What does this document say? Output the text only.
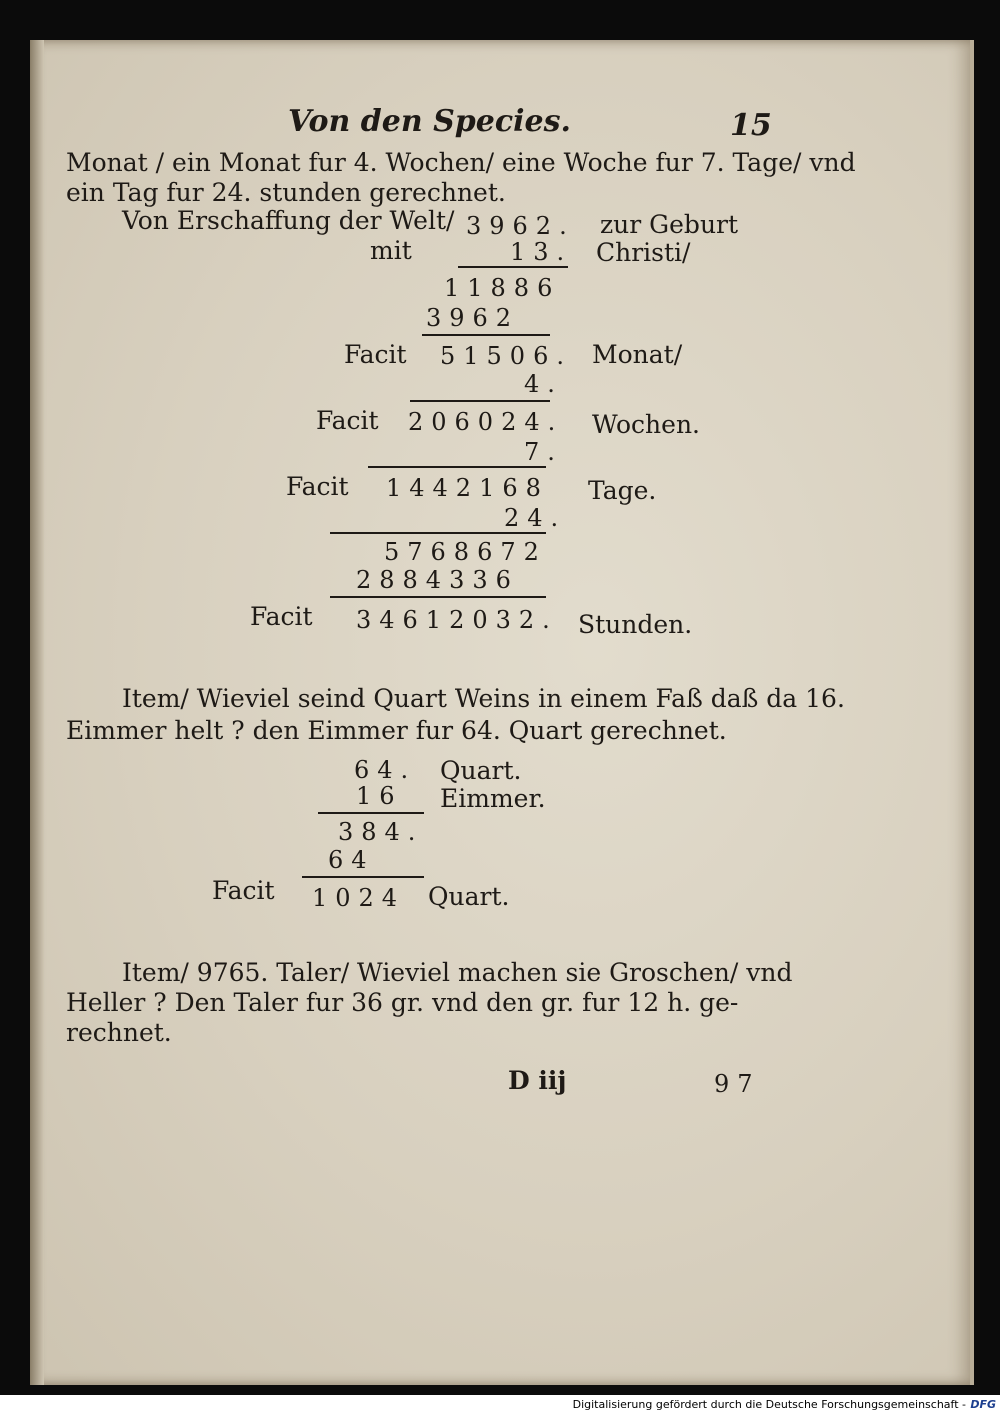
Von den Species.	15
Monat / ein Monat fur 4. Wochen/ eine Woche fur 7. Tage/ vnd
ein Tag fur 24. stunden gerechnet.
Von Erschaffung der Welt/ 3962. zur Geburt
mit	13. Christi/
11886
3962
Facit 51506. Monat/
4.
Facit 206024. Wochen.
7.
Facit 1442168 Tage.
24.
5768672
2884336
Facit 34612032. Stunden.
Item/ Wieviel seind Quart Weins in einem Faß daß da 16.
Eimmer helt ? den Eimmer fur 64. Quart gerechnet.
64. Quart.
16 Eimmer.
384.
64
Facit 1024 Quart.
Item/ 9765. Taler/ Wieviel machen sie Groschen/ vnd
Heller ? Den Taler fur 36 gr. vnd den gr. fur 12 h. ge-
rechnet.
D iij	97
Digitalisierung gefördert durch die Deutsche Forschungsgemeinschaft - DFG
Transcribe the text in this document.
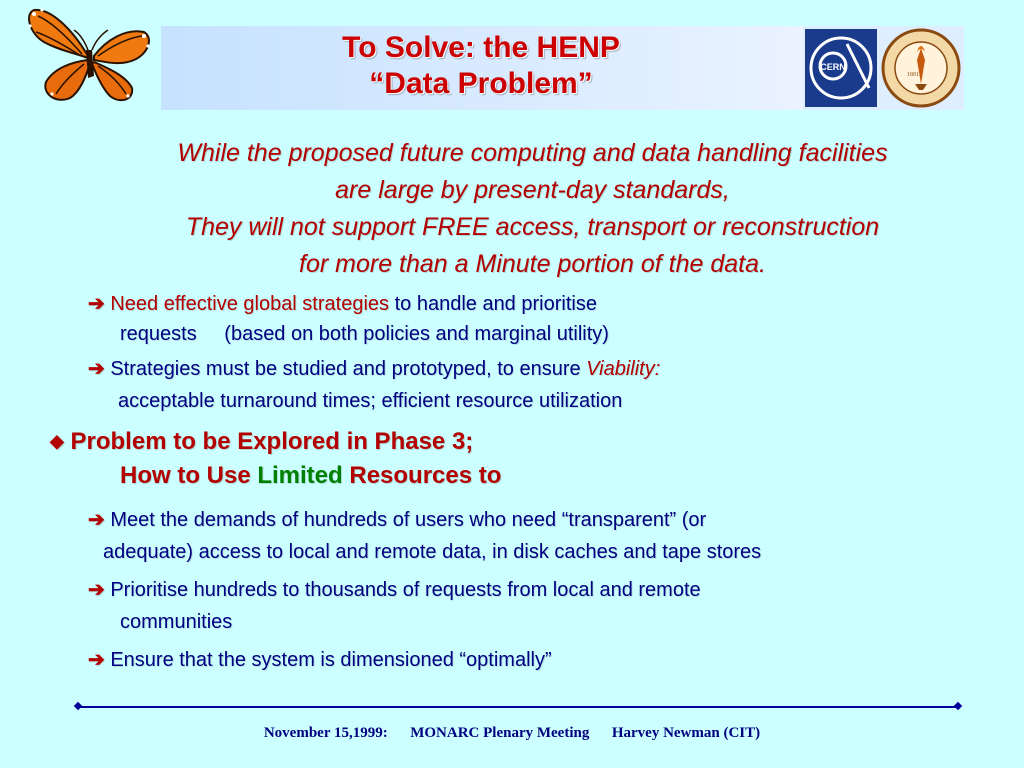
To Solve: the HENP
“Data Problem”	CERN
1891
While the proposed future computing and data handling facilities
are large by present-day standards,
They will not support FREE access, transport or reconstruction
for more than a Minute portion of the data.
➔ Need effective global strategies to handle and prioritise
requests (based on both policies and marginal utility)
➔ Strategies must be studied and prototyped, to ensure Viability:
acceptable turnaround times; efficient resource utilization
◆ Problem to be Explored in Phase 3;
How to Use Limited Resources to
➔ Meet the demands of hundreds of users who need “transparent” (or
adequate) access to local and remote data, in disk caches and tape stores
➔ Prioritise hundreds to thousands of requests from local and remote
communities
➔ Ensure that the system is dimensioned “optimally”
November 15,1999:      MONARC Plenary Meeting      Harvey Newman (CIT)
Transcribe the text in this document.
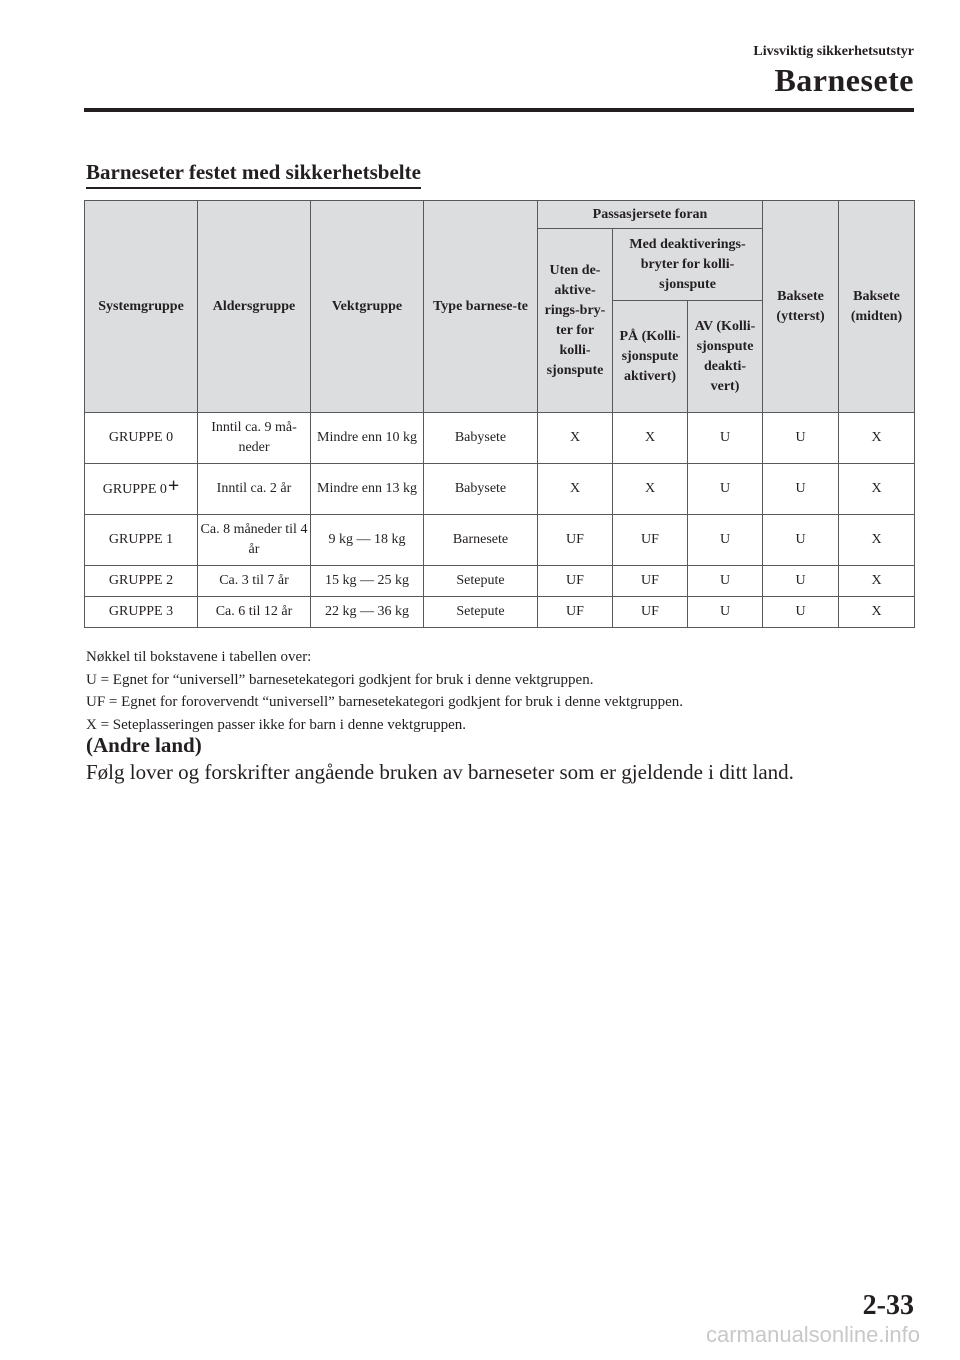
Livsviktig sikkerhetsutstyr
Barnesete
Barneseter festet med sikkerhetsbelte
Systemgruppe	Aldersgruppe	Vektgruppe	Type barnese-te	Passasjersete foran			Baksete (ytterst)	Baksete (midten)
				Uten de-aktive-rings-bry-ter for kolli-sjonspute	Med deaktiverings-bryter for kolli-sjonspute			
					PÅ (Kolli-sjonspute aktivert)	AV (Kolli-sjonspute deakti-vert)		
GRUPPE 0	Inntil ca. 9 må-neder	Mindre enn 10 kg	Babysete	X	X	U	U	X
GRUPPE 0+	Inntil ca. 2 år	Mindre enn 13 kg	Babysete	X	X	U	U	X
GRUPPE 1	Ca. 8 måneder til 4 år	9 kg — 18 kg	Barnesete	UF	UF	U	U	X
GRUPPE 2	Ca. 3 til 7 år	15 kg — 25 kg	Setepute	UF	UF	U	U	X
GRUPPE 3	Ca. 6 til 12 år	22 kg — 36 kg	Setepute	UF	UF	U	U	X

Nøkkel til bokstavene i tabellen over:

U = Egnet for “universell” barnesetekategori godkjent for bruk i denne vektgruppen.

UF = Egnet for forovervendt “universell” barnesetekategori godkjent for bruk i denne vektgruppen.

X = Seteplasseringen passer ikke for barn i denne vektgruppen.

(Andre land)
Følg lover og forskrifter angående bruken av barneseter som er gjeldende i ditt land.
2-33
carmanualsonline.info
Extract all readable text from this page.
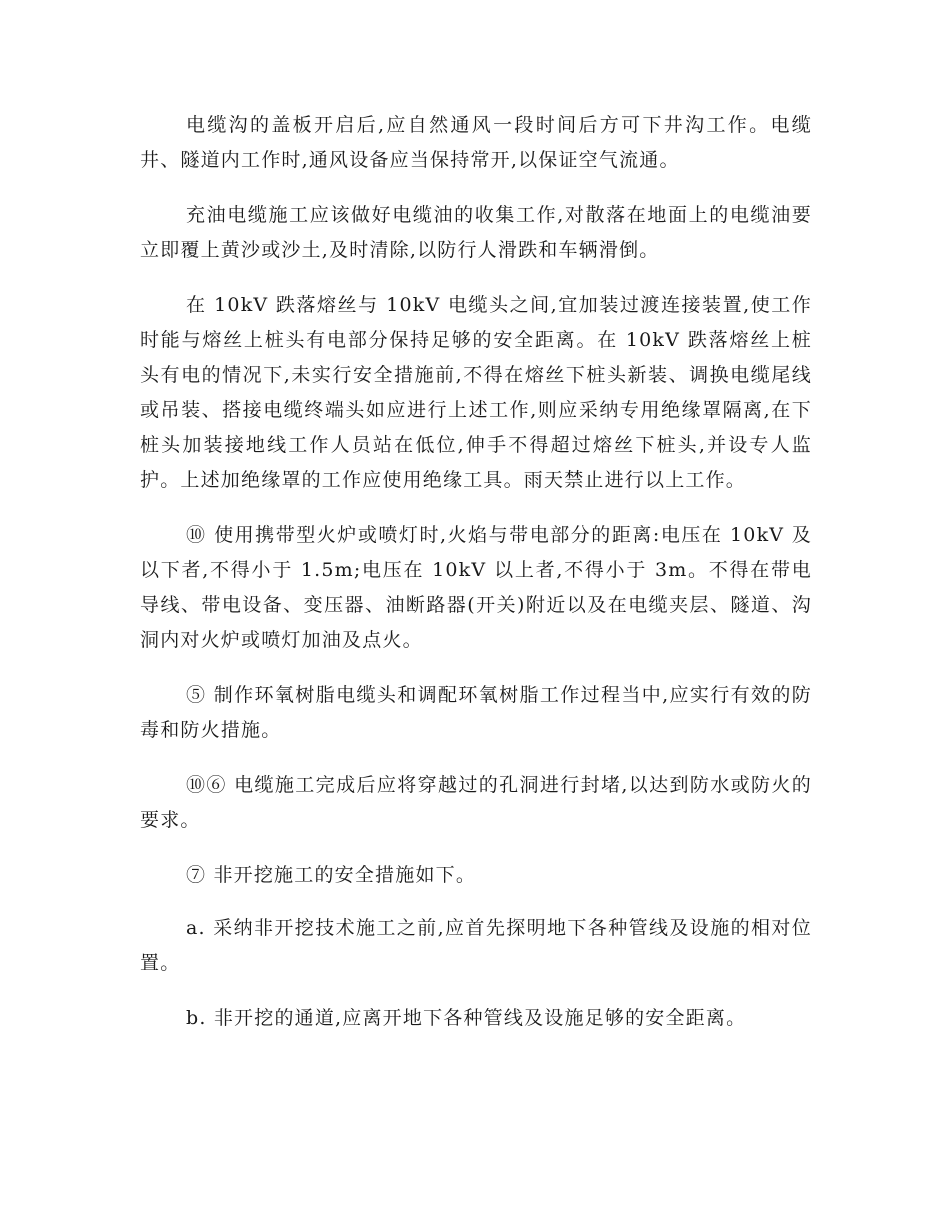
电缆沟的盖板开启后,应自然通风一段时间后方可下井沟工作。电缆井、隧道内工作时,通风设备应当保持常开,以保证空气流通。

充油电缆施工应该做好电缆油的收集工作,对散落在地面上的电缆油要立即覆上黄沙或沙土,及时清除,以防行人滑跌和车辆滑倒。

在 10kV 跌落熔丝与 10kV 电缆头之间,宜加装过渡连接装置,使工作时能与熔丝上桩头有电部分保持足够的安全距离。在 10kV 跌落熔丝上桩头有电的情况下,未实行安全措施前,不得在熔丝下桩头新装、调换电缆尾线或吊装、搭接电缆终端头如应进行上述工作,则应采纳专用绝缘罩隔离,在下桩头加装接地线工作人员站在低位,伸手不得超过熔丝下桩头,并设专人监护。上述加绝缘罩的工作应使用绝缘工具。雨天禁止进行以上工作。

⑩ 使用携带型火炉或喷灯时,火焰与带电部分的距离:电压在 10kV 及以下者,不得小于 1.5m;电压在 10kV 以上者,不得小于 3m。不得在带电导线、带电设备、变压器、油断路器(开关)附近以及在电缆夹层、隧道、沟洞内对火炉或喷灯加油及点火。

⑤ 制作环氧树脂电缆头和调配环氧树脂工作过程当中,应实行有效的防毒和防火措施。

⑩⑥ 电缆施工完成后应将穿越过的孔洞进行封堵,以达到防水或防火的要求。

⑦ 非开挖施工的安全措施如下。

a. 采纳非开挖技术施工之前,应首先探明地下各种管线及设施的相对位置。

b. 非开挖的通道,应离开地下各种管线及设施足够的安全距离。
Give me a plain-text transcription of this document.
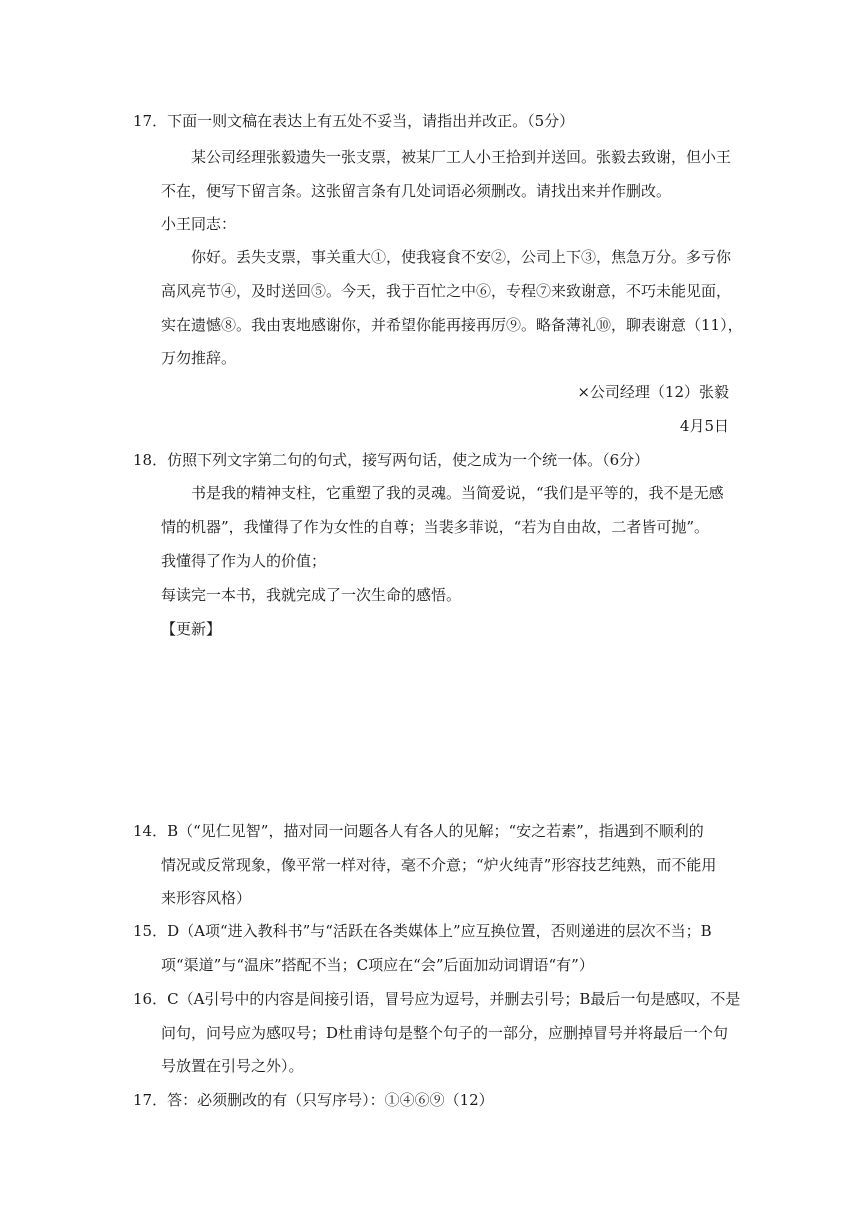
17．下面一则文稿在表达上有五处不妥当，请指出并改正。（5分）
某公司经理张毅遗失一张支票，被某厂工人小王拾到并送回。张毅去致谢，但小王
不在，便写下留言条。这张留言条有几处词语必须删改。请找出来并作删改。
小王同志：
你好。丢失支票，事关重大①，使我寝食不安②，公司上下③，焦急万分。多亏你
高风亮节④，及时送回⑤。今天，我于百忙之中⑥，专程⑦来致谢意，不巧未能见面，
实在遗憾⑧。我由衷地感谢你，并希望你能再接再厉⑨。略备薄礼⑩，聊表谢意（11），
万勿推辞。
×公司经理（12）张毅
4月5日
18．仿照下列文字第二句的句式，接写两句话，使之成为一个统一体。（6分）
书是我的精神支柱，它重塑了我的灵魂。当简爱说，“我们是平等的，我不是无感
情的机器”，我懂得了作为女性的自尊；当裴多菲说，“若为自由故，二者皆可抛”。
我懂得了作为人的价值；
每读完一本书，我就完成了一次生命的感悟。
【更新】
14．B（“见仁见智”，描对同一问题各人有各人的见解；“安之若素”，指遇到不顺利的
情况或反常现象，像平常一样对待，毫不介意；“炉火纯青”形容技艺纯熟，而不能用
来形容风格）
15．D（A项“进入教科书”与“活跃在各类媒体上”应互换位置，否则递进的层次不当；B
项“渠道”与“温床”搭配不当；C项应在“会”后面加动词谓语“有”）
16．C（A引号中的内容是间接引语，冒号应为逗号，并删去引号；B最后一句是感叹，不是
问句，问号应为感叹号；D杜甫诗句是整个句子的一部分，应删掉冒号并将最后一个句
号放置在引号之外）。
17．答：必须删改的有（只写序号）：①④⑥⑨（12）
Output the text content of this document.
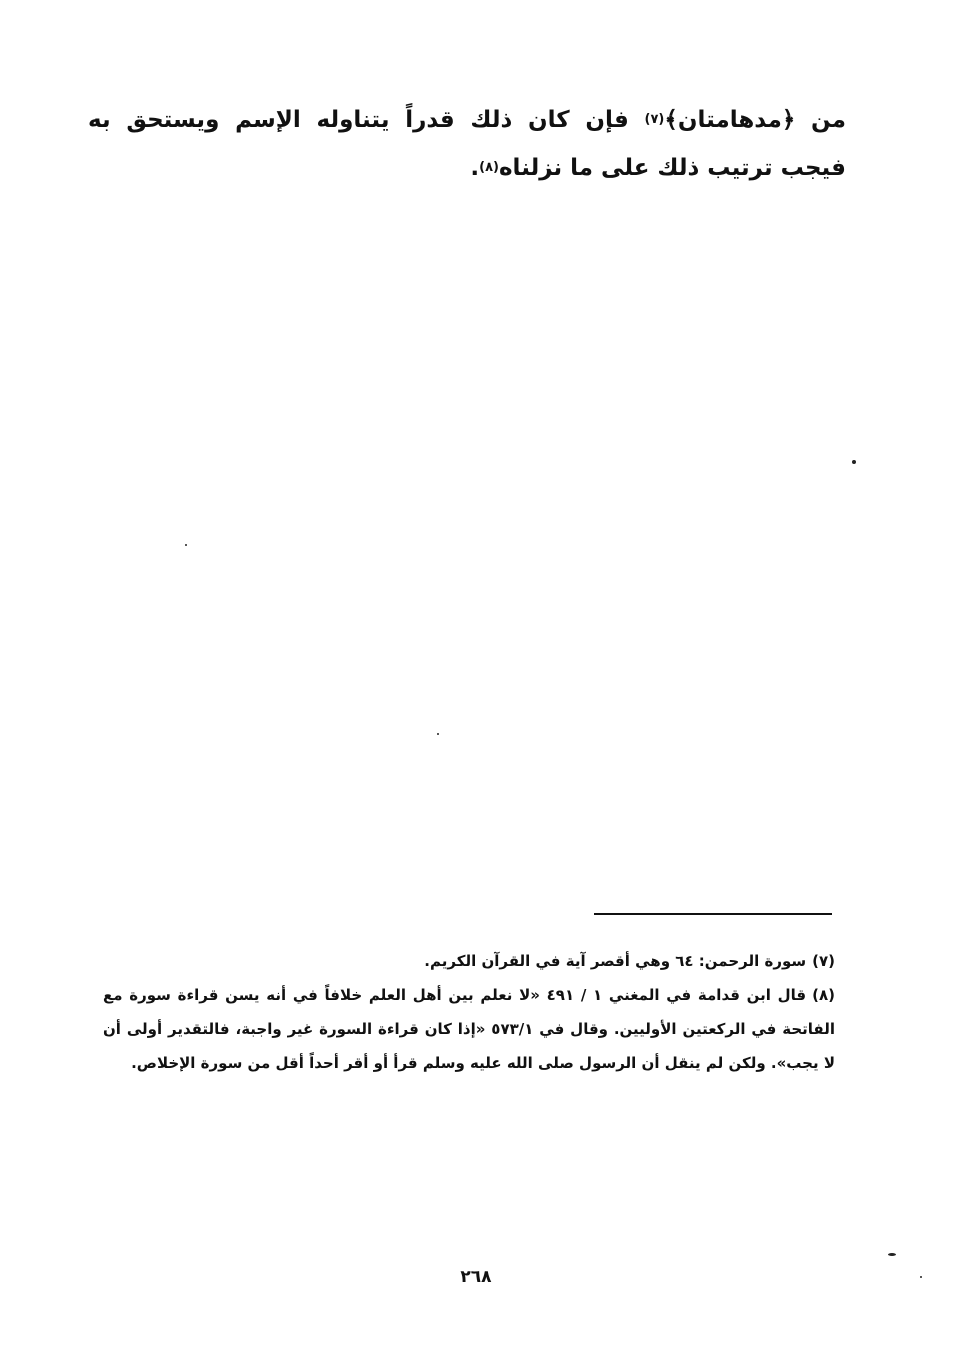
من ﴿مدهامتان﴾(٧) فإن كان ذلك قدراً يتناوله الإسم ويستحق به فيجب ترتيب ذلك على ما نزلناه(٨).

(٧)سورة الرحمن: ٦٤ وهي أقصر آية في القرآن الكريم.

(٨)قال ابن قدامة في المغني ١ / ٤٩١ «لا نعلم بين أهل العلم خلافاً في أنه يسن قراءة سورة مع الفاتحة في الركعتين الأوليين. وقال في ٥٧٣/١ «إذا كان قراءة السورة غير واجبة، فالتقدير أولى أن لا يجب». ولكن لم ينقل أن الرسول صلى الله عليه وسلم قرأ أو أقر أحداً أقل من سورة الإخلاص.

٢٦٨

- **TASK BRIEF**
Pull out each line of the listing that holds the string "sjonspute".

- **TASK ANSWER**
				Uten de-aktive-rings-bry-ter for kolli-sjonspute	Med deaktiverings-bryter for kolli-sjonspute			
					PÅ (Kolli-sjonspute aktivert)	AV (Kolli-sjonspute deakti-vert)		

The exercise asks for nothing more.